▶ Work to complete:
Print every entry word for word, but omit the pictures.
--- Start Task inputs ---
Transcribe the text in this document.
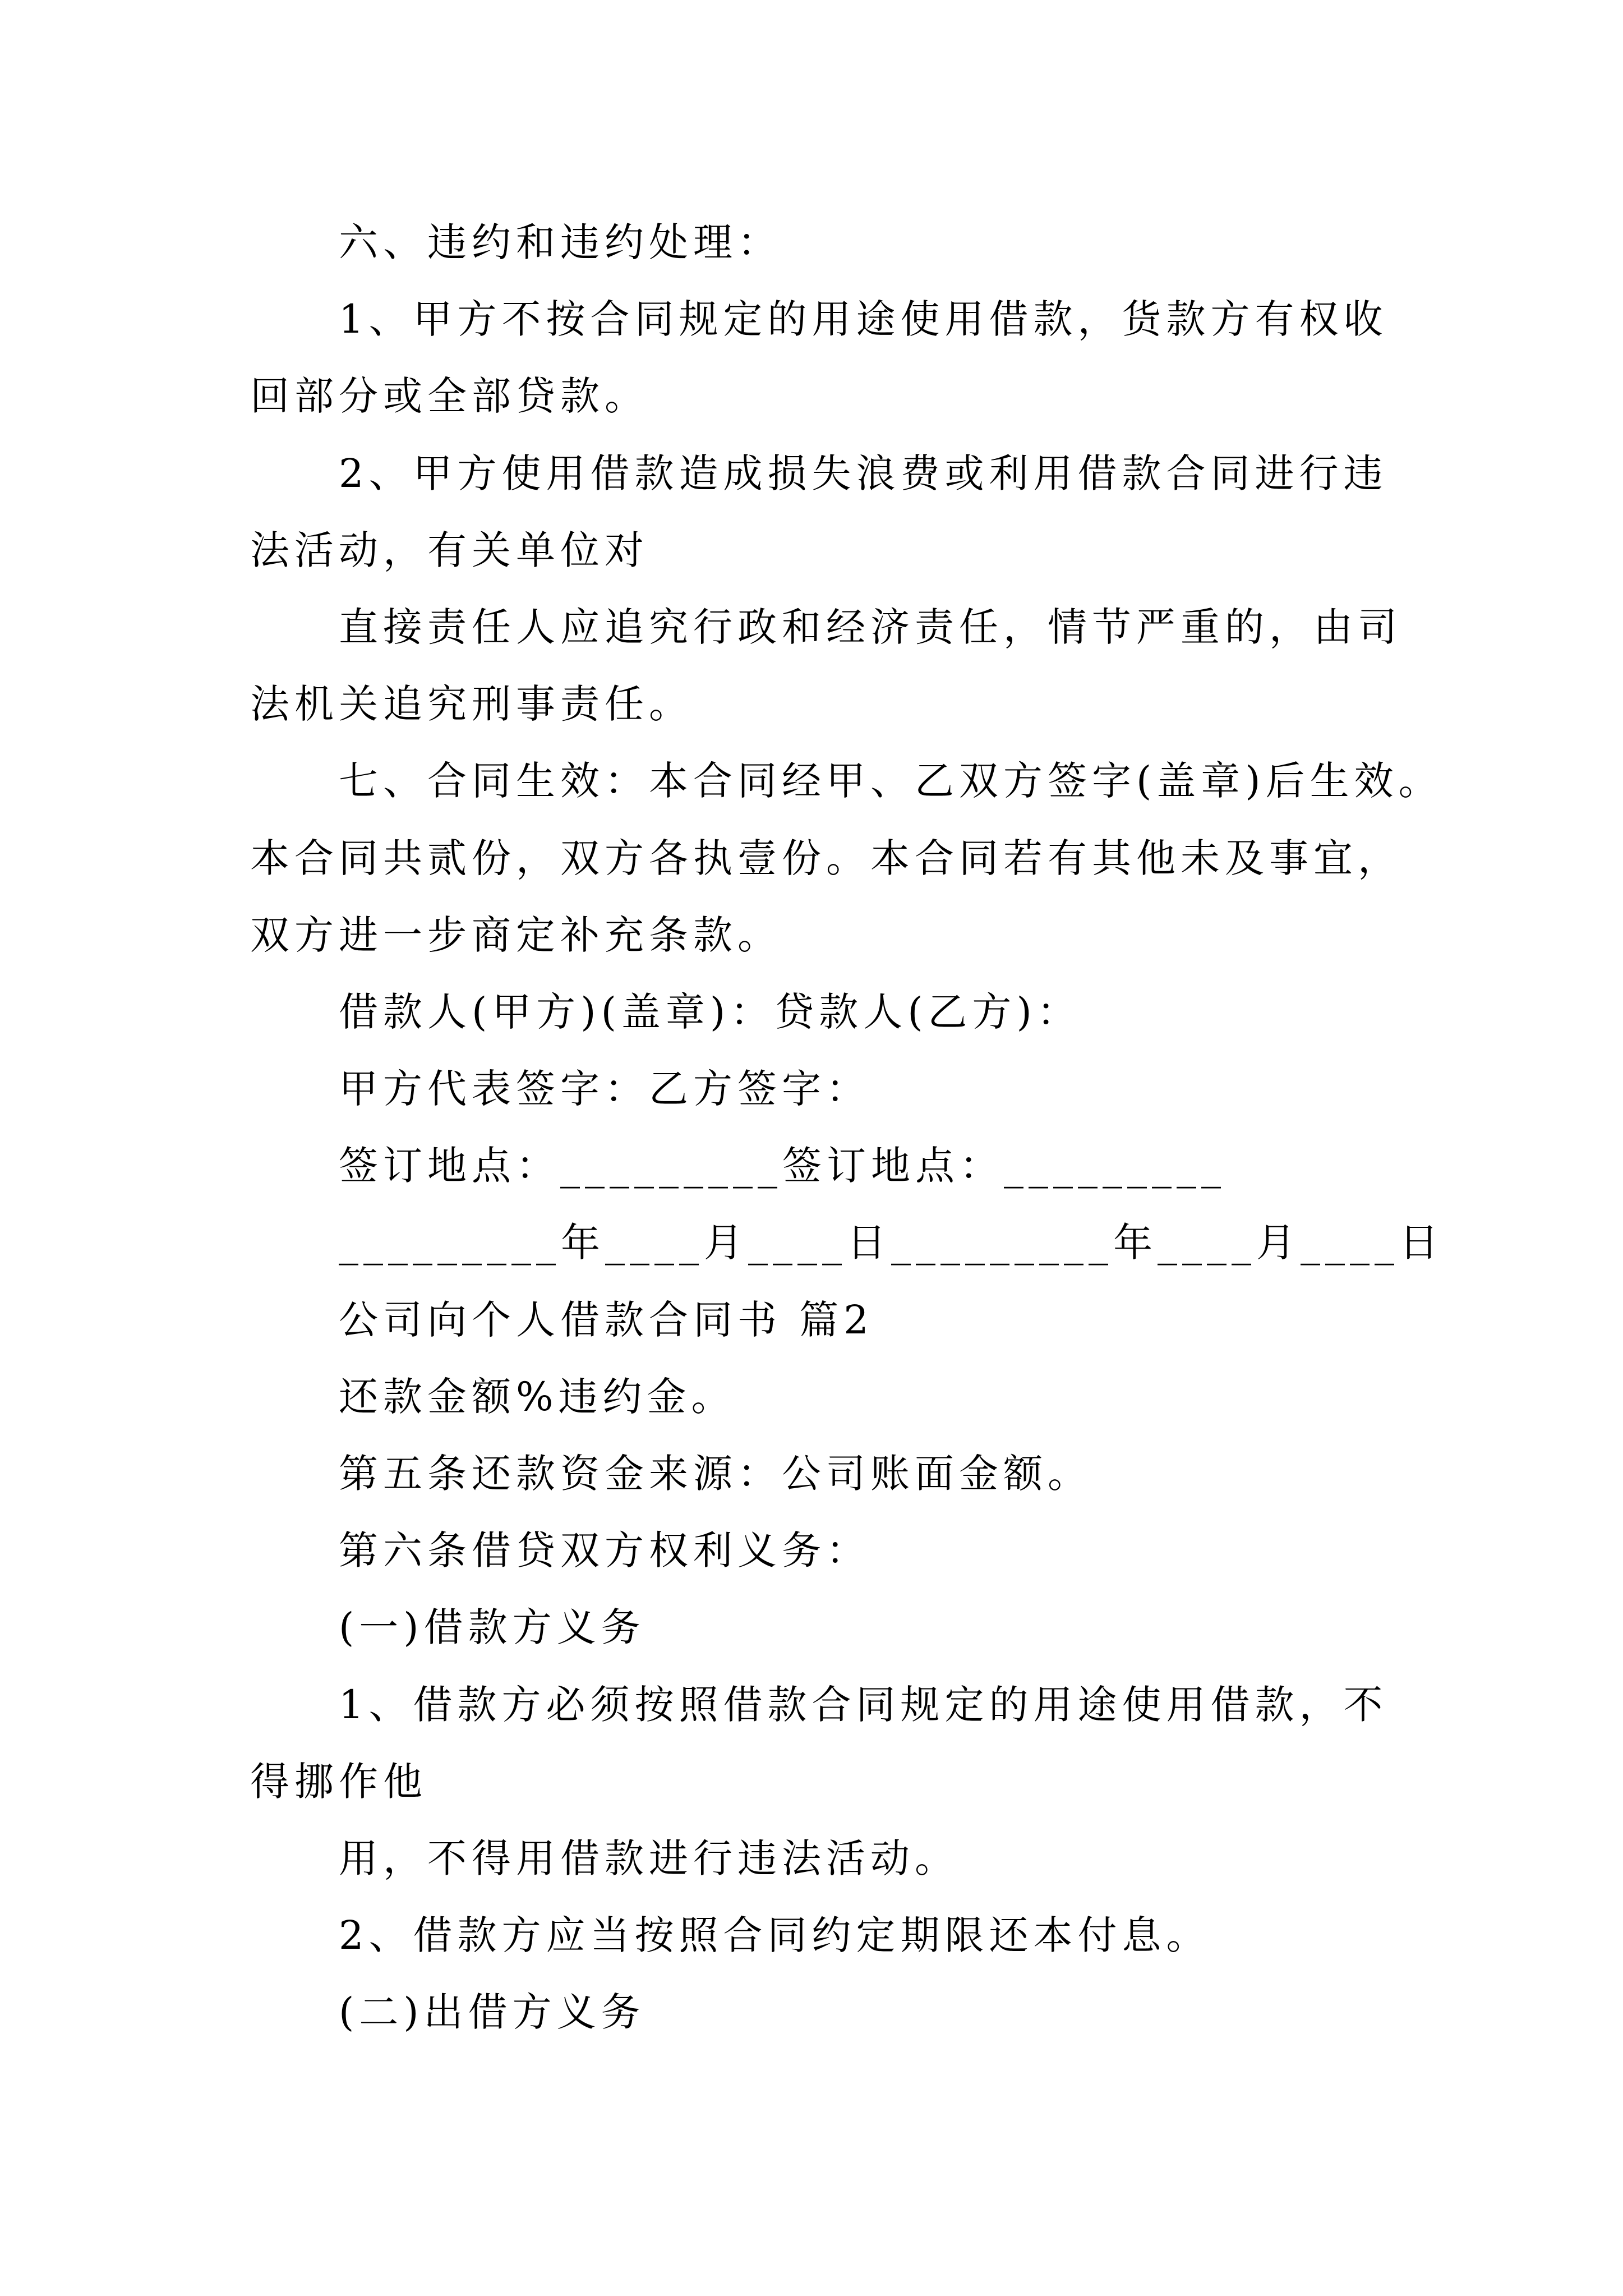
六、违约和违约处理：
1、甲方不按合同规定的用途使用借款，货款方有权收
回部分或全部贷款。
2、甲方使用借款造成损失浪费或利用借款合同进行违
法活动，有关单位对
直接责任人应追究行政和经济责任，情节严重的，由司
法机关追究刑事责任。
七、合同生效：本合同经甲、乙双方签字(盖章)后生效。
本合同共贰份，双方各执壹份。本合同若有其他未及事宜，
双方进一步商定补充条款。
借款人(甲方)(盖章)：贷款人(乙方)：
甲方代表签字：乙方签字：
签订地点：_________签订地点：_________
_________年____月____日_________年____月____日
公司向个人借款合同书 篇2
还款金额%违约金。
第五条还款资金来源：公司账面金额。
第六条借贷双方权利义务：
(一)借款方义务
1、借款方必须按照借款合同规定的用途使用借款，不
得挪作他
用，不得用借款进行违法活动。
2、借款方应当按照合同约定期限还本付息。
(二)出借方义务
--- End Task inputs ---
▶ Reply:
Transcribe the text in this document.
六、违约和违约处理：
1、甲方不按合同规定的用途使用借款，货款方有权收
回部分或全部贷款。
2、甲方使用借款造成损失浪费或利用借款合同进行违
法活动，有关单位对
直接责任人应追究行政和经济责任，情节严重的，由司
法机关追究刑事责任。
七、合同生效：本合同经甲、乙双方签字(盖章)后生效。
本合同共贰份，双方各执壹份。本合同若有其他未及事宜，
双方进一步商定补充条款。
借款人(甲方)(盖章)：贷款人(乙方)：
甲方代表签字：乙方签字：
签订地点：_________签订地点：_________
_________年____月____日_________年____月____日
公司向个人借款合同书 篇2
还款金额%违约金。
第五条还款资金来源：公司账面金额。
第六条借贷双方权利义务：
(一)借款方义务
1、借款方必须按照借款合同规定的用途使用借款，不
得挪作他
用，不得用借款进行违法活动。
2、借款方应当按照合同约定期限还本付息。
(二)出借方义务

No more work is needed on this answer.